_TASK_.
The records should be repeated word for word, pictures excluded.

_DATA LISTING_.
--- BEGIN ---
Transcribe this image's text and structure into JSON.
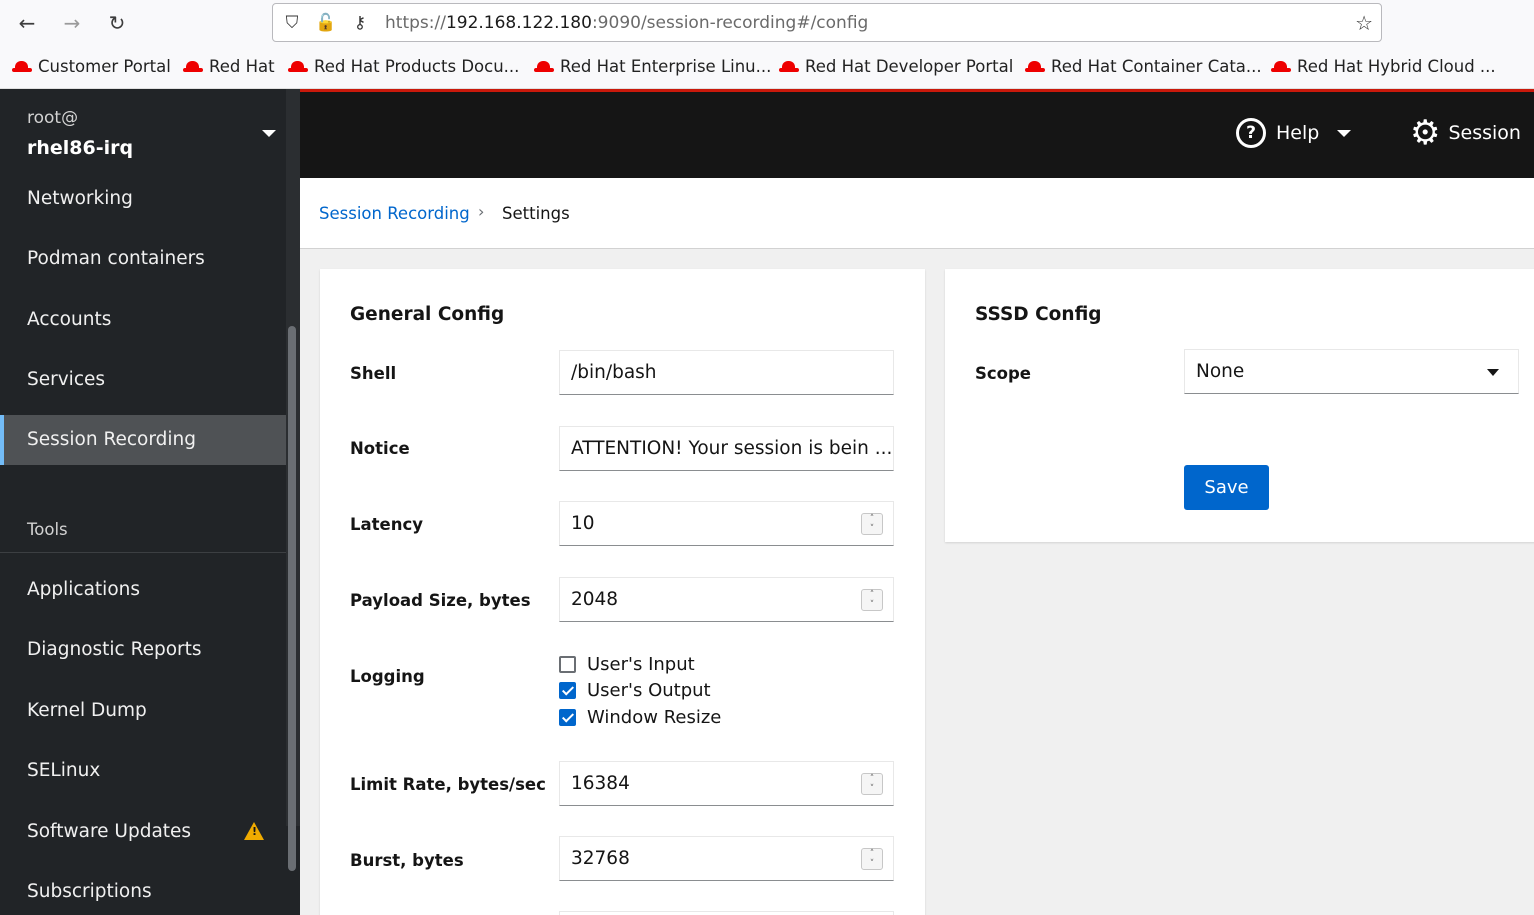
{
  "browser": {
    "url_prefix": "https://",
    "url_host": "192.168.122.180",
    "url_rest": ":9090/session-recording#/config",
    "bookmarks": [
      "Customer Portal",
      "Red Hat",
      "Red Hat Products Docu...",
      "Red Hat Enterprise Linu...",
      "Red Hat Developer Portal",
      "Red Hat Container Cata...",
      "Red Hat Hybrid Cloud ..."
    ]
  },
  "host": {
    "user": "root@",
    "name": "rhel86-irq"
  },
  "sidebar": {
    "items": [
      {
        "label": "Networking"
      },
      {
        "label": "Podman containers"
      },
      {
        "label": "Accounts"
      },
      {
        "label": "Services"
      },
      {
        "label": "Session Recording",
        "active": true
      }
    ],
    "tools_heading": "Tools",
    "tools": [
      {
        "label": "Applications"
      },
      {
        "label": "Diagnostic Reports"
      },
      {
        "label": "Kernel Dump"
      },
      {
        "label": "SELinux"
      },
      {
        "label": "Software Updates",
        "warning": true
      },
      {
        "label": "Subscriptions"
      }
    ]
  },
  "masthead": {
    "help_label": "Help",
    "session_label": "Session"
  },
  "breadcrumb": {
    "parent": "Session Recording",
    "current": "Settings"
  },
  "general": {
    "title": "General Config",
    "shell_label": "Shell",
    "shell_value": "/bin/bash",
    "notice_label": "Notice",
    "notice_value": "ATTENTION! Your session is bein ...",
    "latency_label": "Latency",
    "latency_value": "10",
    "payload_label": "Payload Size, bytes",
    "payload_value": "2048",
    "logging_label": "Logging",
    "logging_options": [
      {
        "label": "User's Input",
        "checked": false
      },
      {
        "label": "User's Output",
        "checked": true
      },
      {
        "label": "Window Resize",
        "checked": true
      }
    ],
    "limit_rate_label": "Limit Rate, bytes/sec",
    "limit_rate_value": "16384",
    "burst_label": "Burst, bytes",
    "burst_value": "32768"
  },
  "sssd": {
    "title": "SSSD Config",
    "scope_label": "Scope",
    "scope_value": "None",
    "save_label": "Save"
  },
  "colors": {
    "accent": "#0066cc",
    "masthead": "#151515",
    "sidebar": "#212427",
    "warning": "#f0ab00"
  }
}
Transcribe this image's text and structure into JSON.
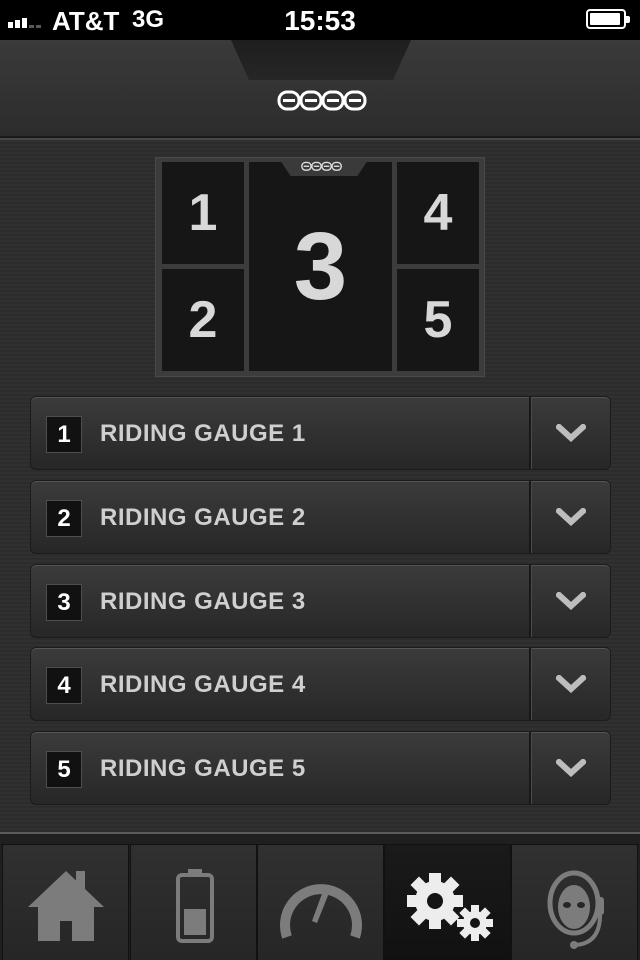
{
  "status_bar": {
    "carrier": "AT&T",
    "network": "3G",
    "time": "15:53"
  },
  "header": {
    "logo_text": "ZERO",
    "logo_icon": "zero-logo"
  },
  "layout_preview": {
    "slots": [
      "1",
      "2",
      "3",
      "4",
      "5"
    ]
  },
  "gauges": [
    {
      "number": "1",
      "label": "RIDING GAUGE 1",
      "icon": "chevron-down-icon"
    },
    {
      "number": "2",
      "label": "RIDING GAUGE 2",
      "icon": "chevron-down-icon"
    },
    {
      "number": "3",
      "label": "RIDING GAUGE 3",
      "icon": "chevron-down-icon"
    },
    {
      "number": "4",
      "label": "RIDING GAUGE 4",
      "icon": "chevron-down-icon"
    },
    {
      "number": "5",
      "label": "RIDING GAUGE 5",
      "icon": "chevron-down-icon"
    }
  ],
  "tabbar": {
    "tabs": [
      {
        "icon": "home-icon",
        "active": false
      },
      {
        "icon": "battery-icon",
        "active": false
      },
      {
        "icon": "speedometer-icon",
        "active": false
      },
      {
        "icon": "gears-icon",
        "active": true
      },
      {
        "icon": "support-headset-icon",
        "active": false
      }
    ]
  },
  "colors": {
    "background": "#2e2e2e",
    "text": "#cfcfcf",
    "active_tab": "#141414"
  }
}
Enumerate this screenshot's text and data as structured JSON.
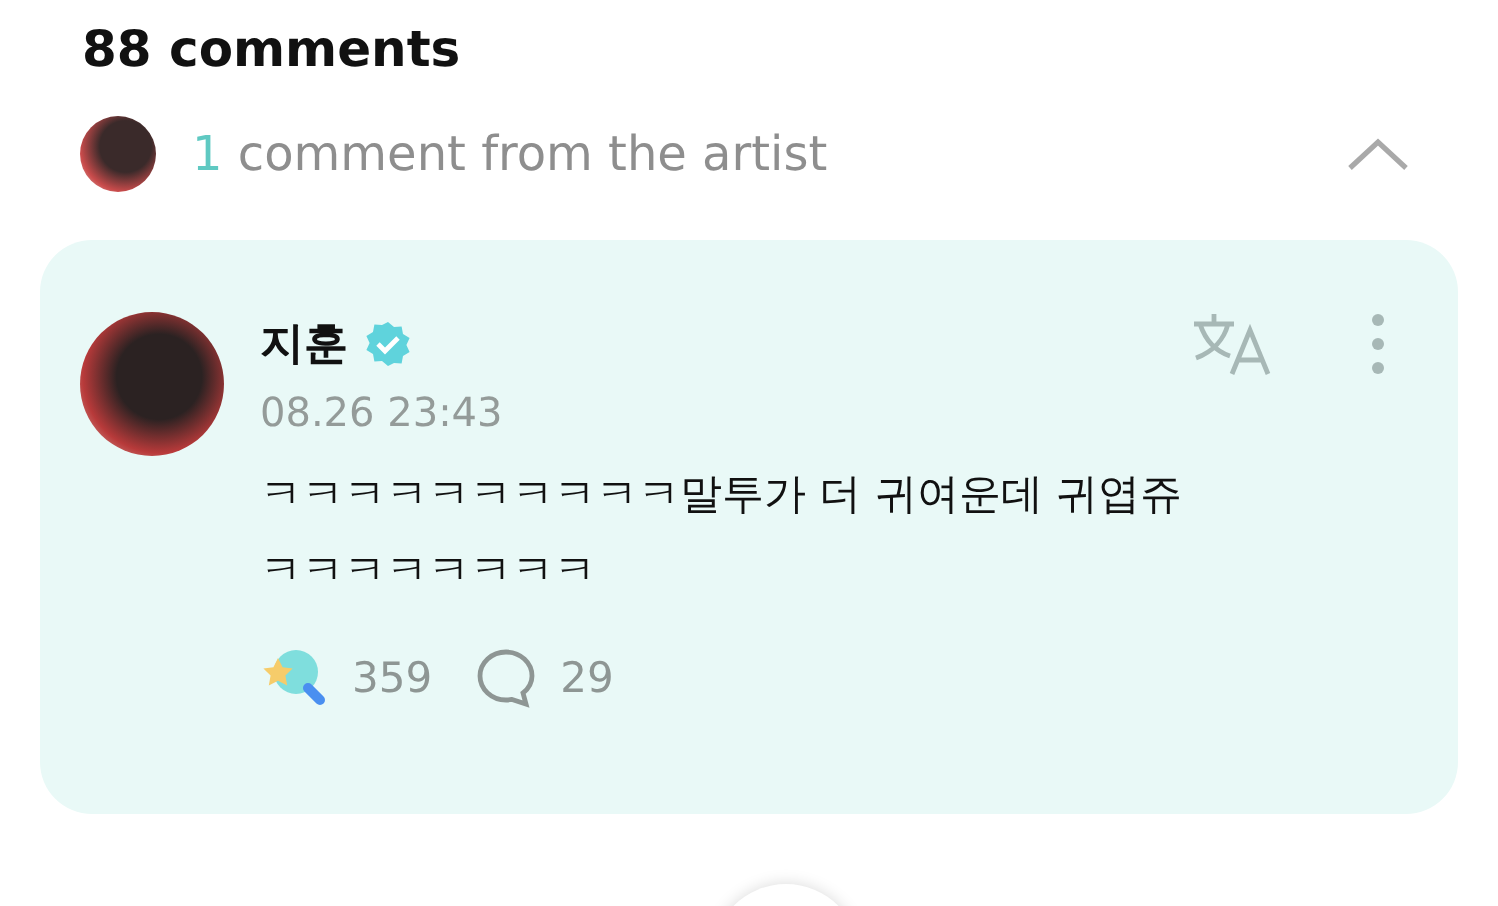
{
  "comments_header": {
    "title": "88 comments"
  },
  "artist_section": {
    "count": "1",
    "label": "comment from the artist",
    "expanded": true
  },
  "comments": [
    {
      "author": "지훈",
      "verified": true,
      "time": "08.26 23:43",
      "text": "ㅋㅋㅋㅋㅋㅋㅋㅋㅋㅋ말투가 더 귀여운데 귀엽쥬 ㅋㅋㅋㅋㅋㅋㅋㅋ",
      "reactions": "359",
      "replies": "29"
    }
  ]
}
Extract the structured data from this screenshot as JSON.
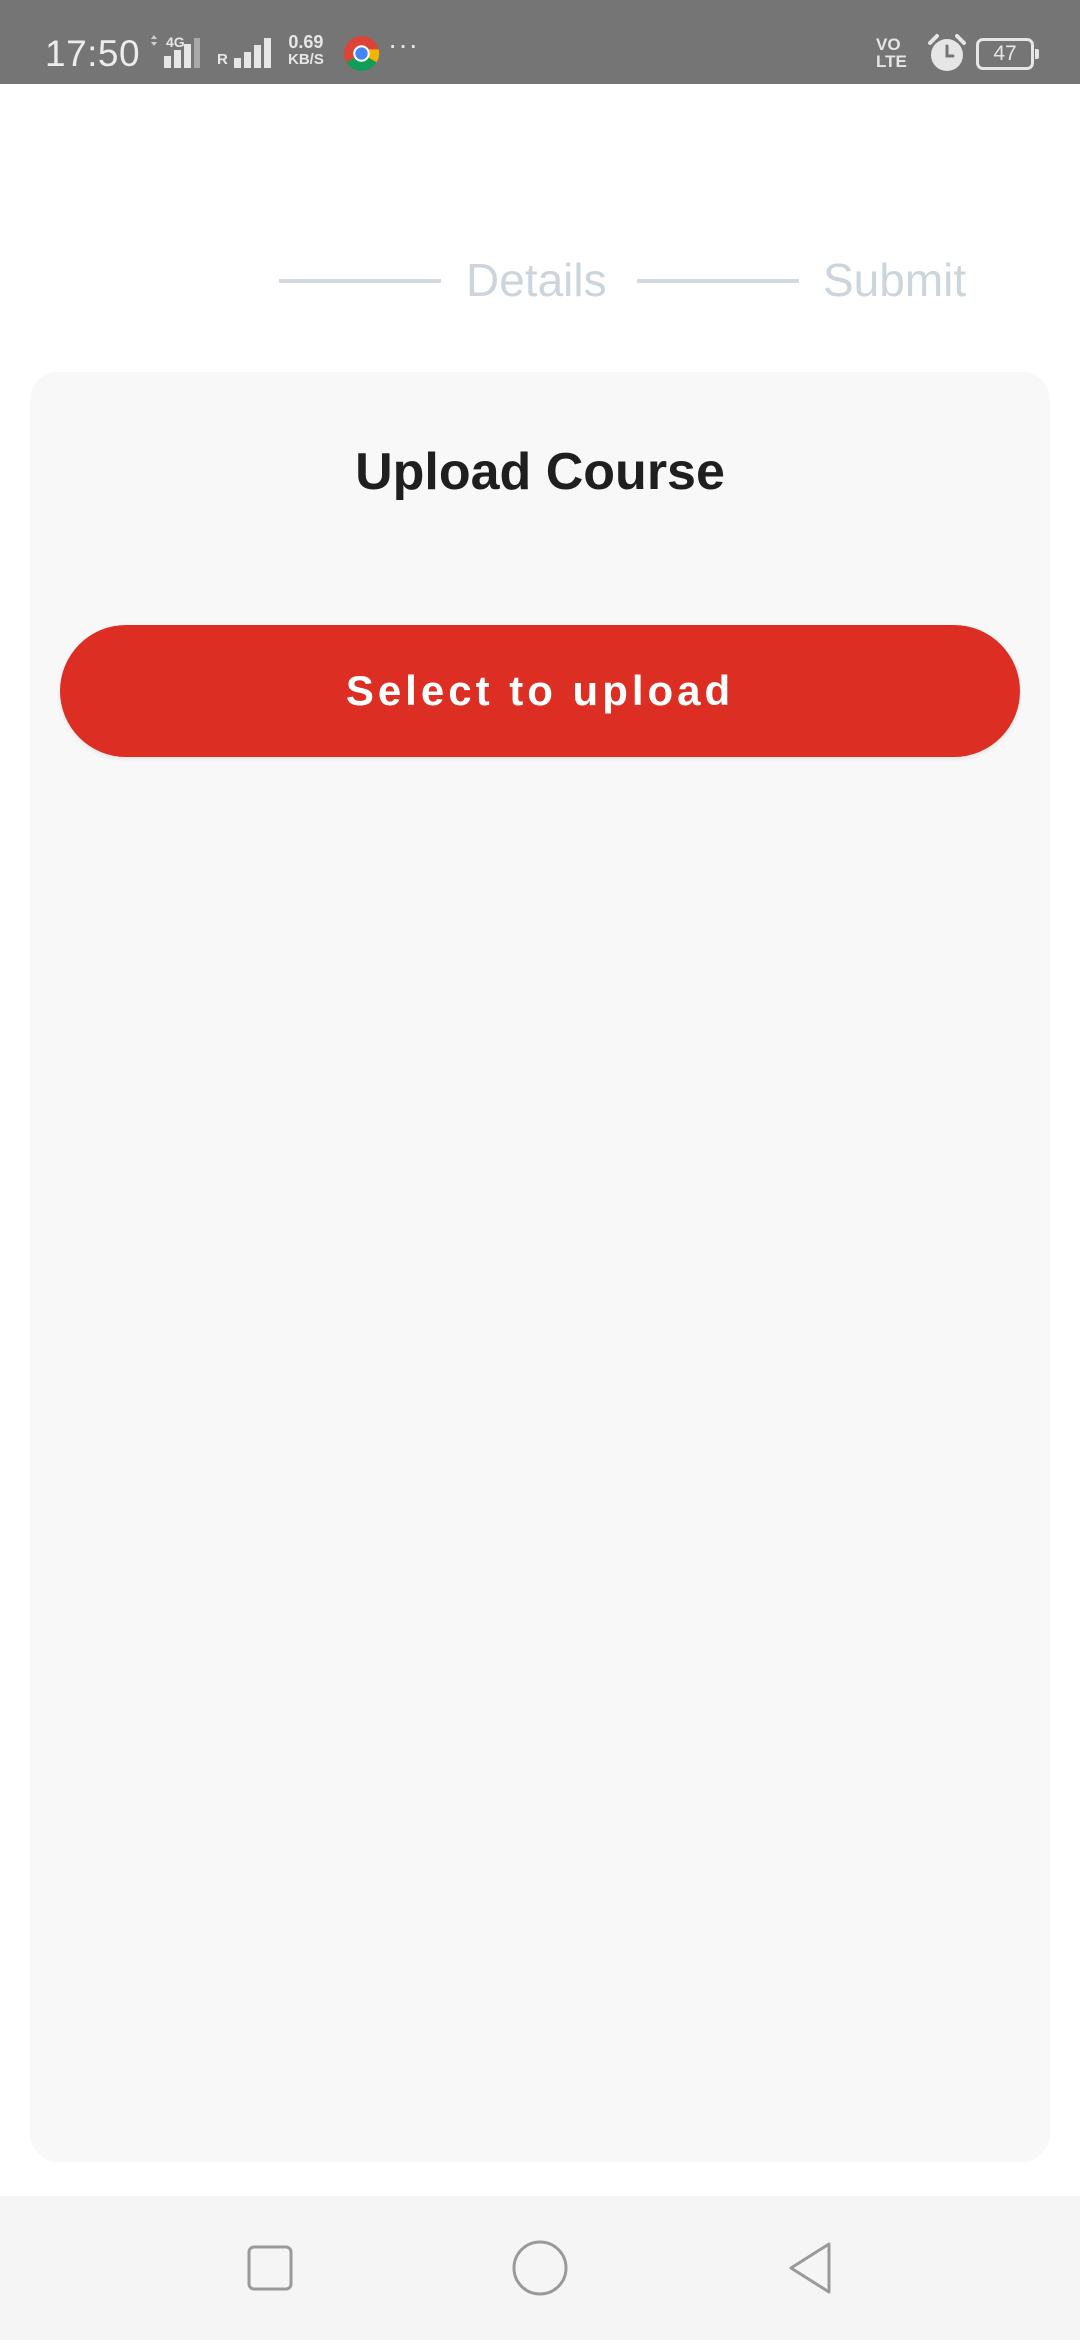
{
  "status_bar": {
    "time": "17:50",
    "network_type": "4G",
    "roaming_indicator": "R",
    "speed_value": "0.69",
    "speed_unit": "KB/S",
    "more_indicator": "···",
    "volte_line1": "VO",
    "volte_line2": "LTE",
    "battery_level": "47",
    "icons": [
      "signal-icon",
      "chrome-icon",
      "alarm-icon",
      "battery-icon"
    ]
  },
  "stepper": {
    "steps": [
      {
        "label": "Details"
      },
      {
        "label": "Submit"
      }
    ]
  },
  "card": {
    "title": "Upload Course",
    "upload_button_label": "Select to upload"
  },
  "colors": {
    "accent": "#dc2e22",
    "step_inactive": "#cdd5dc",
    "status_bar": "#757575"
  },
  "nav_bar": {
    "buttons": [
      "recent-apps",
      "home",
      "back"
    ]
  }
}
--- END ---
_RESULT OF THIS TASK_.
Transcribe this image's text and structure into JSON.
{
  "browser": {
    "url_prefix": "https://",
    "url_host": "192.168.122.180",
    "url_rest": ":9090/session-recording#/config",
    "bookmarks": [
      "Customer Portal",
      "Red Hat",
      "Red Hat Products Docu...",
      "Red Hat Enterprise Linu...",
      "Red Hat Developer Portal",
      "Red Hat Container Cata...",
      "Red Hat Hybrid Cloud ..."
    ]
  },
  "host": {
    "user": "root@",
    "name": "rhel86-irq"
  },
  "sidebar": {
    "items": [
      {
        "label": "Networking"
      },
      {
        "label": "Podman containers"
      },
      {
        "label": "Accounts"
      },
      {
        "label": "Services"
      },
      {
        "label": "Session Recording",
        "active": true
      }
    ],
    "tools_heading": "Tools",
    "tools": [
      {
        "label": "Applications"
      },
      {
        "label": "Diagnostic Reports"
      },
      {
        "label": "Kernel Dump"
      },
      {
        "label": "SELinux"
      },
      {
        "label": "Software Updates",
        "warning": true
      },
      {
        "label": "Subscriptions"
      }
    ]
  },
  "masthead": {
    "help_label": "Help",
    "session_label": "Session"
  },
  "breadcrumb": {
    "parent": "Session Recording",
    "current": "Settings"
  },
  "general": {
    "title": "General Config",
    "shell_label": "Shell",
    "shell_value": "/bin/bash",
    "notice_label": "Notice",
    "notice_value": "ATTENTION! Your session is bein ...",
    "latency_label": "Latency",
    "latency_value": "10",
    "payload_label": "Payload Size, bytes",
    "payload_value": "2048",
    "logging_label": "Logging",
    "logging_options": [
      {
        "label": "User's Input",
        "checked": false
      },
      {
        "label": "User's Output",
        "checked": true
      },
      {
        "label": "Window Resize",
        "checked": true
      }
    ],
    "limit_rate_label": "Limit Rate, bytes/sec",
    "limit_rate_value": "16384",
    "burst_label": "Burst, bytes",
    "burst_value": "32768"
  },
  "sssd": {
    "title": "SSSD Config",
    "scope_label": "Scope",
    "scope_value": "None",
    "save_label": "Save"
  },
  "colors": {
    "accent": "#0066cc",
    "masthead": "#151515",
    "sidebar": "#212427",
    "warning": "#f0ab00"
  }
}
Transcribe this image's text and structure into JSON.
{
  "status_bar": {
    "carrier": "AT&T",
    "network": "3G",
    "time": "15:53"
  },
  "header": {
    "logo_text": "ZERO",
    "logo_icon": "zero-logo"
  },
  "layout_preview": {
    "slots": [
      "1",
      "2",
      "3",
      "4",
      "5"
    ]
  },
  "gauges": [
    {
      "number": "1",
      "label": "RIDING GAUGE 1",
      "icon": "chevron-down-icon"
    },
    {
      "number": "2",
      "label": "RIDING GAUGE 2",
      "icon": "chevron-down-icon"
    },
    {
      "number": "3",
      "label": "RIDING GAUGE 3",
      "icon": "chevron-down-icon"
    },
    {
      "number": "4",
      "label": "RIDING GAUGE 4",
      "icon": "chevron-down-icon"
    },
    {
      "number": "5",
      "label": "RIDING GAUGE 5",
      "icon": "chevron-down-icon"
    }
  ],
  "tabbar": {
    "tabs": [
      {
        "icon": "home-icon",
        "active": false
      },
      {
        "icon": "battery-icon",
        "active": false
      },
      {
        "icon": "speedometer-icon",
        "active": false
      },
      {
        "icon": "gears-icon",
        "active": true
      },
      {
        "icon": "support-headset-icon",
        "active": false
      }
    ]
  },
  "colors": {
    "background": "#2e2e2e",
    "text": "#cfcfcf",
    "active_tab": "#141414"
  }
}
Enumerate this screenshot's text and data as structured JSON.
{
  "comments_header": {
    "title": "88 comments"
  },
  "artist_section": {
    "count": "1",
    "label": "comment from the artist",
    "expanded": true
  },
  "comments": [
    {
      "author": "지훈",
      "verified": true,
      "time": "08.26 23:43",
      "text": "ㅋㅋㅋㅋㅋㅋㅋㅋㅋㅋ말투가 더 귀여운데 귀엽쥬 ㅋㅋㅋㅋㅋㅋㅋㅋ",
      "reactions": "359",
      "replies": "29"
    }
  ]
}
Extract the structured data from this screenshot as JSON.
{
  "status_bar": {
    "time": "17:50",
    "network_type": "4G",
    "roaming_indicator": "R",
    "speed_value": "0.69",
    "speed_unit": "KB/S",
    "more_indicator": "···",
    "volte_line1": "VO",
    "volte_line2": "LTE",
    "battery_level": "47",
    "icons": [
      "signal-icon",
      "chrome-icon",
      "alarm-icon",
      "battery-icon"
    ]
  },
  "stepper": {
    "steps": [
      {
        "label": "Details"
      },
      {
        "label": "Submit"
      }
    ]
  },
  "card": {
    "title": "Upload Course",
    "upload_button_label": "Select to upload"
  },
  "colors": {
    "accent": "#dc2e22",
    "step_inactive": "#cdd5dc",
    "status_bar": "#757575"
  },
  "nav_bar": {
    "buttons": [
      "recent-apps",
      "home",
      "back"
    ]
  }
}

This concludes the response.